SET EXERCISE: It is required that all of the data be written out exactly.

[Items from a figure collection]
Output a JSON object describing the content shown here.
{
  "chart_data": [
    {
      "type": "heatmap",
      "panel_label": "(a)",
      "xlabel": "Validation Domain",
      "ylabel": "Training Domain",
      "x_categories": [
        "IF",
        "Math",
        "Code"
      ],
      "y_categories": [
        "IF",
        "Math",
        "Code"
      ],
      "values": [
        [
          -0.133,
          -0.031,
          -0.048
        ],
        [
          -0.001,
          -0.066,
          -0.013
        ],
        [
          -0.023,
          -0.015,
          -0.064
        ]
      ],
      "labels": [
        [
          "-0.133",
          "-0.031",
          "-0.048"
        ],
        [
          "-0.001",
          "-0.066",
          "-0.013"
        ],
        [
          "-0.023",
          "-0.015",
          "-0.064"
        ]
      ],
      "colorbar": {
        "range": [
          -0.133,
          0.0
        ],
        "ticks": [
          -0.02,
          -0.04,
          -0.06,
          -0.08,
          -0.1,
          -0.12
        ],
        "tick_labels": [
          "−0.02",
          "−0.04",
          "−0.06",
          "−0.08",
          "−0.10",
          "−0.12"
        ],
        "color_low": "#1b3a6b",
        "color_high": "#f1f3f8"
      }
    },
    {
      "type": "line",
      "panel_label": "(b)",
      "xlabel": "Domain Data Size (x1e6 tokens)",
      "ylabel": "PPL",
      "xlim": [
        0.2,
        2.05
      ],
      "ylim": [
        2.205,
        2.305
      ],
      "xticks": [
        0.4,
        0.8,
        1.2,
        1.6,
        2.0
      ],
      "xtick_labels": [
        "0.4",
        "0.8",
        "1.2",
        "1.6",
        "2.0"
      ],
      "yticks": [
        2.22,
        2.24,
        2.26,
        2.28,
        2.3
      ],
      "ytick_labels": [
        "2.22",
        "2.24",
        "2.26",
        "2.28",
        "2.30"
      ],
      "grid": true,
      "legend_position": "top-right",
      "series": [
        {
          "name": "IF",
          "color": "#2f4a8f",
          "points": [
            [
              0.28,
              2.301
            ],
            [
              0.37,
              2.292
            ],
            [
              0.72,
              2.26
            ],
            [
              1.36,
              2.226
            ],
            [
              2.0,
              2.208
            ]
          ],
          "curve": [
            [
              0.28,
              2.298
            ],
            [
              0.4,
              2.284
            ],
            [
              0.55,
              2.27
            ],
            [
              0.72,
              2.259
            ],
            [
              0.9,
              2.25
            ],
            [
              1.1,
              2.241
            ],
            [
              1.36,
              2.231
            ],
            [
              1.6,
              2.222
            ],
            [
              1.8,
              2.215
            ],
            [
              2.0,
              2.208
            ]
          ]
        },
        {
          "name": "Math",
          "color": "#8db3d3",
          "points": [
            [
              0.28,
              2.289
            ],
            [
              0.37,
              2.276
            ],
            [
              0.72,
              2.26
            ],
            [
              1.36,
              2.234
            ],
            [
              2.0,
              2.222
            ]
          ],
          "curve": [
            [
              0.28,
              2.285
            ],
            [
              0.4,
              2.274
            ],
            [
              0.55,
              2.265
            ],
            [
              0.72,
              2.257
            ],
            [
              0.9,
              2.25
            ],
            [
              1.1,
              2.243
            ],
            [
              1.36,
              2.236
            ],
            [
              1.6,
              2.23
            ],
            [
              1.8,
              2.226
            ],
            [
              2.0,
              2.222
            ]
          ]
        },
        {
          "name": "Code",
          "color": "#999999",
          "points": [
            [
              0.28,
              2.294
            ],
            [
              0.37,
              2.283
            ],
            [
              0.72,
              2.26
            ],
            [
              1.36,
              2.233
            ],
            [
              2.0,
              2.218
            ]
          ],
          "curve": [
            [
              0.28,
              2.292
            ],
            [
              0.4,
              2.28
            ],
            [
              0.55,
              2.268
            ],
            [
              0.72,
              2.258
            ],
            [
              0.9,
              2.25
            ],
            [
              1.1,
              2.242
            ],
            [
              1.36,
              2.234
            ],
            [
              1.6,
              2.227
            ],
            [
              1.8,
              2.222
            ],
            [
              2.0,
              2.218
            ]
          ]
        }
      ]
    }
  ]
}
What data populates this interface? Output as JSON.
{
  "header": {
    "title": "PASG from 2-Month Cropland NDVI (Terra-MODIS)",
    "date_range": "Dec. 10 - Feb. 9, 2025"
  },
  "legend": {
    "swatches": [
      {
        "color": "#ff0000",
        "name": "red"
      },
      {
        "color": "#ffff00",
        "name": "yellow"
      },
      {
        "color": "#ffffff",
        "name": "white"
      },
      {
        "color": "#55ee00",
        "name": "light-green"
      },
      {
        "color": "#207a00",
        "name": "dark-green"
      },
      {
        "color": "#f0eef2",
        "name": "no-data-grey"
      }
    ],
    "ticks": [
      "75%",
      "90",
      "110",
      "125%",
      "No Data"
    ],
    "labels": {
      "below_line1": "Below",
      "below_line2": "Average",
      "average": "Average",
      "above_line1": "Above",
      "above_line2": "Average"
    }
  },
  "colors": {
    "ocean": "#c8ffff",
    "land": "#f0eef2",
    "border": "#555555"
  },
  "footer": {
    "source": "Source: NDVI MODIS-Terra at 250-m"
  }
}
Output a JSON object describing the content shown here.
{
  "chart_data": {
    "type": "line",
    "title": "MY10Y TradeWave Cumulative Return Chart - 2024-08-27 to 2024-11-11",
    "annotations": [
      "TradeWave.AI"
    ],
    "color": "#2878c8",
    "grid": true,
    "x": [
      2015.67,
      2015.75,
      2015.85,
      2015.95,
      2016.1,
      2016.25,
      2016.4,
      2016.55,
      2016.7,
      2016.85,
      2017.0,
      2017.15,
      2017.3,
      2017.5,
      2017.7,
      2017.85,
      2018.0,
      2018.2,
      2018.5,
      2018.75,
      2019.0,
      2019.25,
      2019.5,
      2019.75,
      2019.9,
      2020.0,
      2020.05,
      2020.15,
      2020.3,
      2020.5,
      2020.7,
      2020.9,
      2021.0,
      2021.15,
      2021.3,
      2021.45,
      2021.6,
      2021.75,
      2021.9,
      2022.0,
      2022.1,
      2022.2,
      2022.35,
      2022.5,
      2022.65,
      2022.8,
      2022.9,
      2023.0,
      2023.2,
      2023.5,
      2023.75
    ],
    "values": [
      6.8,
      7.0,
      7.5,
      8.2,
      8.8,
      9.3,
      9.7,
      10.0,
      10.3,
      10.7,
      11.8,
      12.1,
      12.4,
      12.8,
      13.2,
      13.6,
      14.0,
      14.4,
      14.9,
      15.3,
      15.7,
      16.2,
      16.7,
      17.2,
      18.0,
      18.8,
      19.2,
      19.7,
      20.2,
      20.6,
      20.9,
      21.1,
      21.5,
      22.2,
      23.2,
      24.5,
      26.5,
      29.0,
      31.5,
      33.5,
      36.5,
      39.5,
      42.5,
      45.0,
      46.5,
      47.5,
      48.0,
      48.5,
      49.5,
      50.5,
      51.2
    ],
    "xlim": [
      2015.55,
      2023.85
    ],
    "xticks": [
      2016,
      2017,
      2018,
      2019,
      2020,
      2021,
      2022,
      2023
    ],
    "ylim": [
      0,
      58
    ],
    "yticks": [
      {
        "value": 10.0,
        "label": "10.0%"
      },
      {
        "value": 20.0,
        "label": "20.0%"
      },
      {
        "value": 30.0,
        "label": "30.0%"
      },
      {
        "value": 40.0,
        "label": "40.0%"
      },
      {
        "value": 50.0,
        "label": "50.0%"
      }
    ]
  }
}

OUTPUT:
Output a JSON object describing the content shown here.
{
  "chart_data": [
    {
      "type": "heatmap",
      "panel_label": "(a)",
      "xlabel": "Validation Domain",
      "ylabel": "Training Domain",
      "x_categories": [
        "IF",
        "Math",
        "Code"
      ],
      "y_categories": [
        "IF",
        "Math",
        "Code"
      ],
      "values": [
        [
          -0.133,
          -0.031,
          -0.048
        ],
        [
          -0.001,
          -0.066,
          -0.013
        ],
        [
          -0.023,
          -0.015,
          -0.064
        ]
      ],
      "labels": [
        [
          "-0.133",
          "-0.031",
          "-0.048"
        ],
        [
          "-0.001",
          "-0.066",
          "-0.013"
        ],
        [
          "-0.023",
          "-0.015",
          "-0.064"
        ]
      ],
      "colorbar": {
        "range": [
          -0.133,
          0.0
        ],
        "ticks": [
          -0.02,
          -0.04,
          -0.06,
          -0.08,
          -0.1,
          -0.12
        ],
        "tick_labels": [
          "−0.02",
          "−0.04",
          "−0.06",
          "−0.08",
          "−0.10",
          "−0.12"
        ],
        "color_low": "#1b3a6b",
        "color_high": "#f1f3f8"
      }
    },
    {
      "type": "line",
      "panel_label": "(b)",
      "xlabel": "Domain Data Size (x1e6 tokens)",
      "ylabel": "PPL",
      "xlim": [
        0.2,
        2.05
      ],
      "ylim": [
        2.205,
        2.305
      ],
      "xticks": [
        0.4,
        0.8,
        1.2,
        1.6,
        2.0
      ],
      "xtick_labels": [
        "0.4",
        "0.8",
        "1.2",
        "1.6",
        "2.0"
      ],
      "yticks": [
        2.22,
        2.24,
        2.26,
        2.28,
        2.3
      ],
      "ytick_labels": [
        "2.22",
        "2.24",
        "2.26",
        "2.28",
        "2.30"
      ],
      "grid": true,
      "legend_position": "top-right",
      "series": [
        {
          "name": "IF",
          "color": "#2f4a8f",
          "points": [
            [
              0.28,
              2.301
            ],
            [
              0.37,
              2.292
            ],
            [
              0.72,
              2.26
            ],
            [
              1.36,
              2.226
            ],
            [
              2.0,
              2.208
            ]
          ],
          "curve": [
            [
              0.28,
              2.298
            ],
            [
              0.4,
              2.284
            ],
            [
              0.55,
              2.27
            ],
            [
              0.72,
              2.259
            ],
            [
              0.9,
              2.25
            ],
            [
              1.1,
              2.241
            ],
            [
              1.36,
              2.231
            ],
            [
              1.6,
              2.222
            ],
            [
              1.8,
              2.215
            ],
            [
              2.0,
              2.208
            ]
          ]
        },
        {
          "name": "Math",
          "color": "#8db3d3",
          "points": [
            [
              0.28,
              2.289
            ],
            [
              0.37,
              2.276
            ],
            [
              0.72,
              2.26
            ],
            [
              1.36,
              2.234
            ],
            [
              2.0,
              2.222
            ]
          ],
          "curve": [
            [
              0.28,
              2.285
            ],
            [
              0.4,
              2.274
            ],
            [
              0.55,
              2.265
            ],
            [
              0.72,
              2.257
            ],
            [
              0.9,
              2.25
            ],
            [
              1.1,
              2.243
            ],
            [
              1.36,
              2.236
            ],
            [
              1.6,
              2.23
            ],
            [
              1.8,
              2.226
            ],
            [
              2.0,
              2.222
            ]
          ]
        },
        {
          "name": "Code",
          "color": "#999999",
          "points": [
            [
              0.28,
              2.294
            ],
            [
              0.37,
              2.283
            ],
            [
              0.72,
              2.26
            ],
            [
              1.36,
              2.233
            ],
            [
              2.0,
              2.218
            ]
          ],
          "curve": [
            [
              0.28,
              2.292
            ],
            [
              0.4,
              2.28
            ],
            [
              0.55,
              2.268
            ],
            [
              0.72,
              2.258
            ],
            [
              0.9,
              2.25
            ],
            [
              1.1,
              2.242
            ],
            [
              1.36,
              2.234
            ],
            [
              1.6,
              2.227
            ],
            [
              1.8,
              2.222
            ],
            [
              2.0,
              2.218
            ]
          ]
        }
      ]
    }
  ]
}
What data populates this interface? Output as JSON.
{
  "header": {
    "title": "PASG from 2-Month Cropland NDVI (Terra-MODIS)",
    "date_range": "Dec. 10 - Feb. 9, 2025"
  },
  "legend": {
    "swatches": [
      {
        "color": "#ff0000",
        "name": "red"
      },
      {
        "color": "#ffff00",
        "name": "yellow"
      },
      {
        "color": "#ffffff",
        "name": "white"
      },
      {
        "color": "#55ee00",
        "name": "light-green"
      },
      {
        "color": "#207a00",
        "name": "dark-green"
      },
      {
        "color": "#f0eef2",
        "name": "no-data-grey"
      }
    ],
    "ticks": [
      "75%",
      "90",
      "110",
      "125%",
      "No Data"
    ],
    "labels": {
      "below_line1": "Below",
      "below_line2": "Average",
      "average": "Average",
      "above_line1": "Above",
      "above_line2": "Average"
    }
  },
  "colors": {
    "ocean": "#c8ffff",
    "land": "#f0eef2",
    "border": "#555555"
  },
  "footer": {
    "source": "Source: NDVI MODIS-Terra at 250-m"
  }
}
Output a JSON object describing the content shown here.
{
  "chart_data": {
    "type": "line",
    "title": "MY10Y TradeWave Cumulative Return Chart - 2024-08-27 to 2024-11-11",
    "annotations": [
      "TradeWave.AI"
    ],
    "color": "#2878c8",
    "grid": true,
    "x": [
      2015.67,
      2015.75,
      2015.85,
      2015.95,
      2016.1,
      2016.25,
      2016.4,
      2016.55,
      2016.7,
      2016.85,
      2017.0,
      2017.15,
      2017.3,
      2017.5,
      2017.7,
      2017.85,
      2018.0,
      2018.2,
      2018.5,
      2018.75,
      2019.0,
      2019.25,
      2019.5,
      2019.75,
      2019.9,
      2020.0,
      2020.05,
      2020.15,
      2020.3,
      2020.5,
      2020.7,
      2020.9,
      2021.0,
      2021.15,
      2021.3,
      2021.45,
      2021.6,
      2021.75,
      2021.9,
      2022.0,
      2022.1,
      2022.2,
      2022.35,
      2022.5,
      2022.65,
      2022.8,
      2022.9,
      2023.0,
      2023.2,
      2023.5,
      2023.75
    ],
    "values": [
      6.8,
      7.0,
      7.5,
      8.2,
      8.8,
      9.3,
      9.7,
      10.0,
      10.3,
      10.7,
      11.8,
      12.1,
      12.4,
      12.8,
      13.2,
      13.6,
      14.0,
      14.4,
      14.9,
      15.3,
      15.7,
      16.2,
      16.7,
      17.2,
      18.0,
      18.8,
      19.2,
      19.7,
      20.2,
      20.6,
      20.9,
      21.1,
      21.5,
      22.2,
      23.2,
      24.5,
      26.5,
      29.0,
      31.5,
      33.5,
      36.5,
      39.5,
      42.5,
      45.0,
      46.5,
      47.5,
      48.0,
      48.5,
      49.5,
      50.5,
      51.2
    ],
    "xlim": [
      2015.55,
      2023.85
    ],
    "xticks": [
      2016,
      2017,
      2018,
      2019,
      2020,
      2021,
      2022,
      2023
    ],
    "ylim": [
      0,
      58
    ],
    "yticks": [
      {
        "value": 10.0,
        "label": "10.0%"
      },
      {
        "value": 20.0,
        "label": "20.0%"
      },
      {
        "value": 30.0,
        "label": "30.0%"
      },
      {
        "value": 40.0,
        "label": "40.0%"
      },
      {
        "value": 50.0,
        "label": "50.0%"
      }
    ]
  }
}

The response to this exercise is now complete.